■ **RECORDS FOR PROCESSING**:
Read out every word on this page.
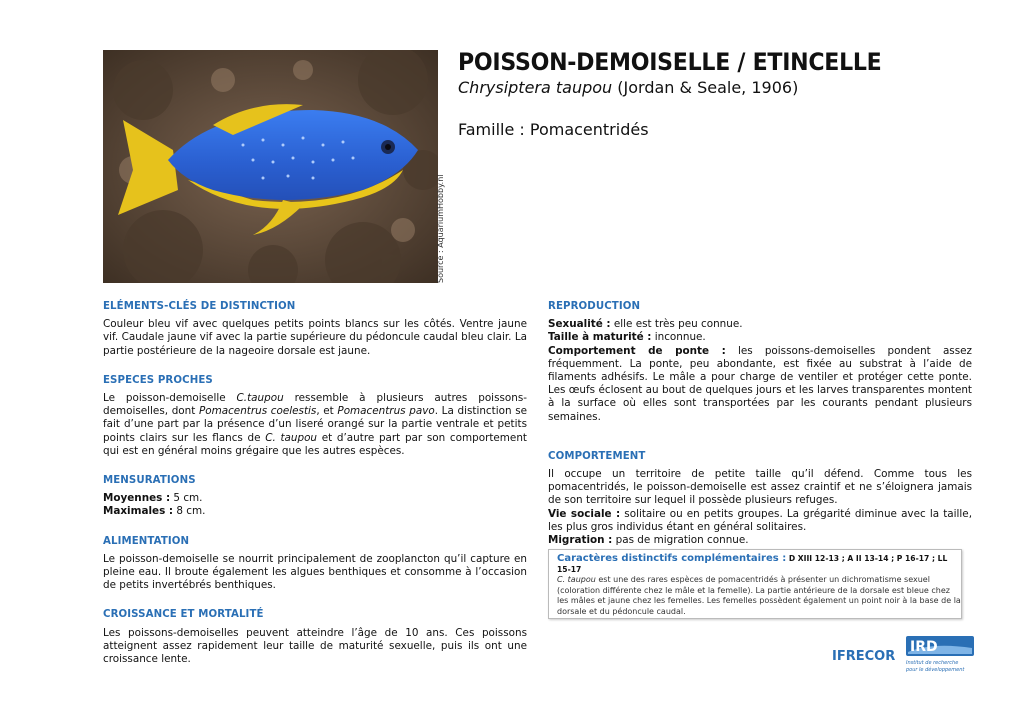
Source : AquariumHobby.nl
POISSON-DEMOISELLE / ETINCELLE
Chrysiptera taupou (Jordan & Seale, 1906)
Famille : Pomacentridés
ELÉMENTS-CLÉS DE DISTINCTION

Couleur bleu vif avec quelques petits points blancs sur les côtés. Ventre jaune vif. Caudale jaune vif avec la partie supérieure du pédoncule caudal bleu clair. La partie postérieure de la nageoire dorsale est jaune.

ESPECES PROCHES

Le poisson-demoiselle C.taupou ressemble à plusieurs autres poissons-demoiselles, dont Pomacentrus coelestis, et Pomacentrus pavo. La distinction se fait d’une part par la présence d’un liseré orangé sur la partie ventrale et petits points clairs sur les flancs de C. taupou et d’autre part par son comportement qui est en général moins grégaire que les autres espèces.

MENSURATIONS

Moyennes : 5 cm.
Maximales : 8 cm.

ALIMENTATION

Le poisson-demoiselle se nourrit principalement de zooplancton qu’il capture en pleine eau. Il broute également les algues benthiques et consomme à l’occasion de petits invertébrés benthiques.

CROISSANCE ET MORTALITÉ

Les poissons-demoiselles peuvent atteindre l’âge de 10 ans. Ces poissons atteignent assez rapidement leur taille de maturité sexuelle, puis ils ont une croissance lente.

REPRODUCTION

Sexualité : elle est très peu connue.
Taille à maturité : inconnue.
Comportement de ponte : les poissons-demoiselles pondent assez fréquemment. La ponte, peu abondante, est fixée au substrat à l’aide de filaments adhésifs. Le mâle a pour charge de ventiler et protéger cette ponte. Les œufs éclosent au bout de quelques jours et les larves transparentes montent à la surface où elles sont transportées par les courants pendant plusieurs semaines.

COMPORTEMENT

Il occupe un territoire de petite taille qu’il défend. Comme tous les pomacentridés, le poisson-demoiselle est assez craintif et ne s’éloignera jamais de son territoire sur lequel il possède plusieurs refuges.
Vie sociale : solitaire ou en petits groupes. La grégarité diminue avec la taille, les plus gros individus étant en général solitaires.
Migration : pas de migration connue.

Caractères distinctifs complémentaires : D XIII 12-13 ; A II 13-14 ; P 16-17 ; LL 15-17
C. taupou est une des rares espèces de pomacentridés à présenter un dichromatisme sexuel (coloration différente chez le mâle et la femelle). La partie antérieure de la dorsale est bleue chez les mâles et jaune chez les femelles. Les femelles possèdent également un point noir à la base de la dorsale et du pédoncule caudal.
IFRECOR
IRD
Institut de recherche
pour le développement
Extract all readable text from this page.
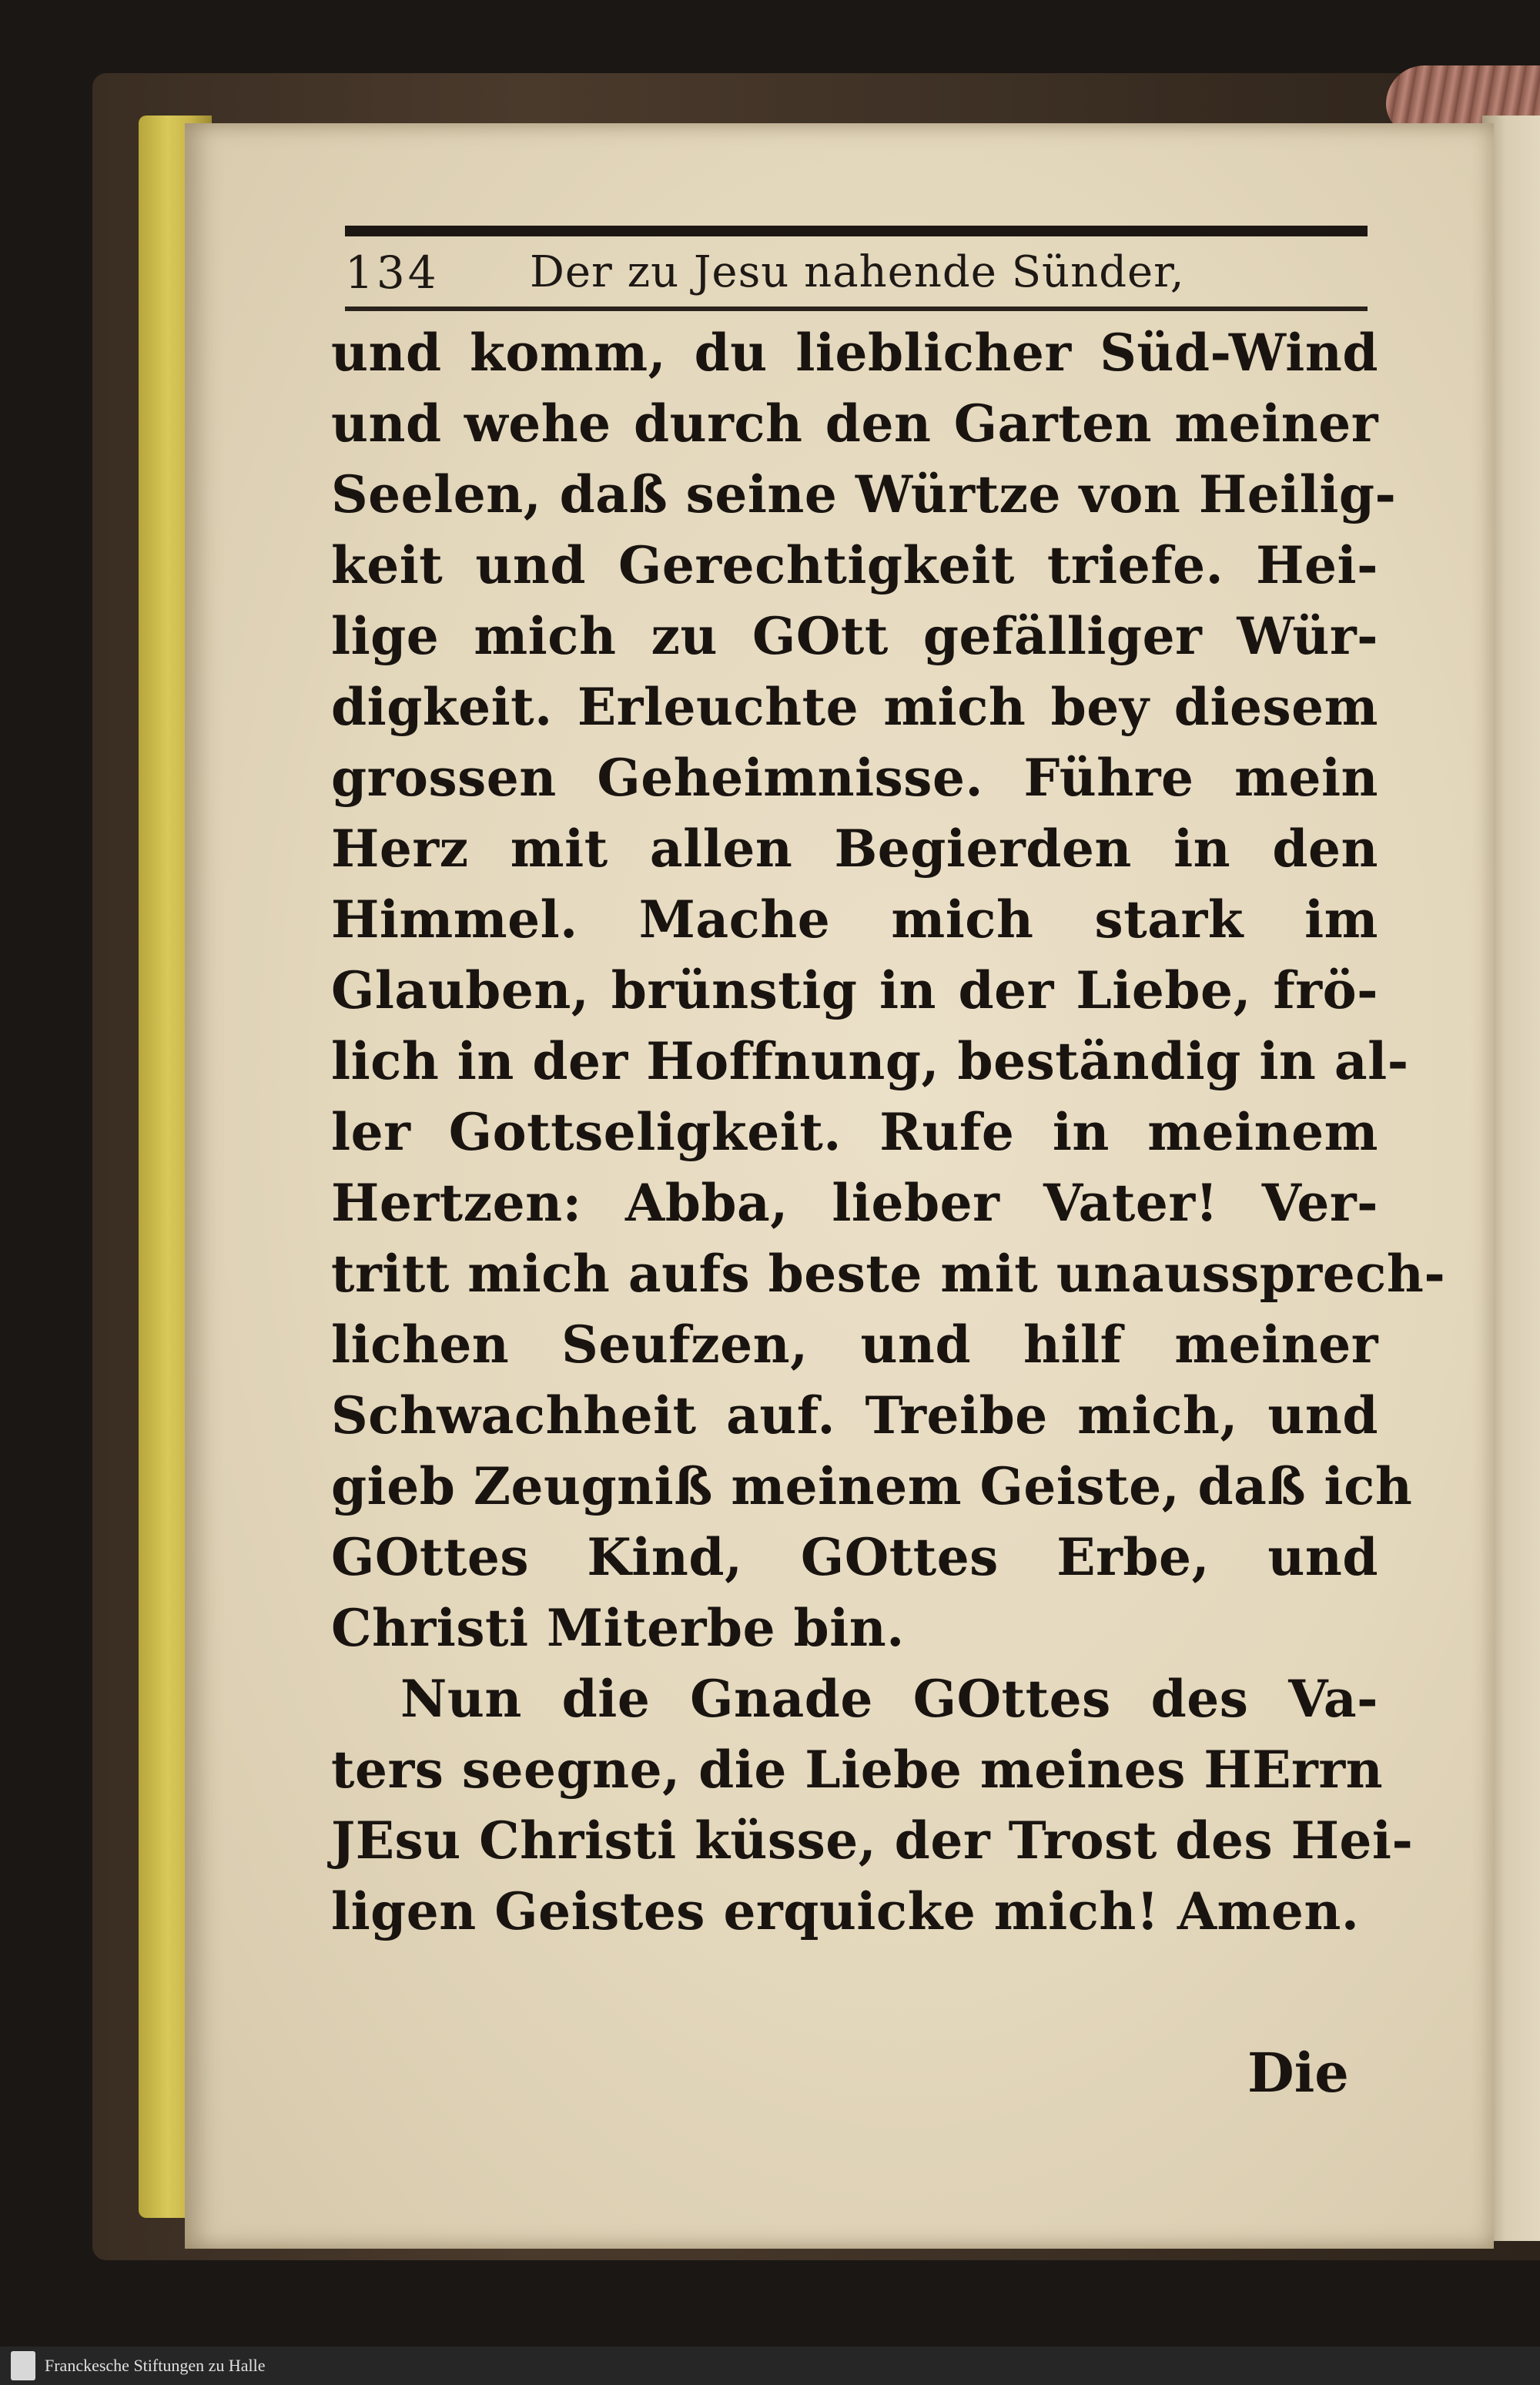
134 Der zu Jesu nahende Sünder,
und komm, du lieblicher Süd-Wind
und wehe durch den Garten meiner
Seelen, daß seine Würtze von Heilig-
keit und Gerechtigkeit triefe. Hei-
lige mich zu GOtt gefälliger Wür-
digkeit. Erleuchte mich bey diesem
grossen Geheimnisse. Führe mein
Herz mit allen Begierden in den
Himmel. Mache mich stark im
Glauben, brünstig in der Liebe, frö-
lich in der Hoffnung, beständig in al-
ler Gottseligkeit. Rufe in meinem
Hertzen: Abba, lieber Vater! Ver-
tritt mich aufs beste mit unaussprech-
lichen Seufzen, und hilf meiner
Schwachheit auf. Treibe mich, und
gieb Zeugniß meinem Geiste, daß ich
GOttes Kind, GOttes Erbe, und
Christi Miterbe bin.
Nun die Gnade GOttes des Va-
ters seegne, die Liebe meines HErrn
JEsu Christi küsse, der Trost des Hei-
ligen Geistes erquicke mich! Amen.
Die
Franckesche Stiftungen zu Halle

■ **YOUR INSTRUCTIONS**: Write the lines from the line containing "Extract all readable text from this page." through the last line of the data out again exactly, and only those lines; pictures stay out.

■ **TASK SOLUTION**:
Extract all readable text from this page.
134 Der zu Jesu nahende Sünder,
und komm, du lieblicher Süd-Wind
und wehe durch den Garten meiner
Seelen, daß seine Würtze von Heilig-
keit und Gerechtigkeit triefe. Hei-
lige mich zu GOtt gefälliger Wür-
digkeit. Erleuchte mich bey diesem
grossen Geheimnisse. Führe mein
Herz mit allen Begierden in den
Himmel. Mache mich stark im
Glauben, brünstig in der Liebe, frö-
lich in der Hoffnung, beständig in al-
ler Gottseligkeit. Rufe in meinem
Hertzen: Abba, lieber Vater! Ver-
tritt mich aufs beste mit unaussprech-
lichen Seufzen, und hilf meiner
Schwachheit auf. Treibe mich, und
gieb Zeugniß meinem Geiste, daß ich
GOttes Kind, GOttes Erbe, und
Christi Miterbe bin.
Nun die Gnade GOttes des Va-
ters seegne, die Liebe meines HErrn
JEsu Christi küsse, der Trost des Hei-
ligen Geistes erquicke mich! Amen.
Die
Franckesche Stiftungen zu Halle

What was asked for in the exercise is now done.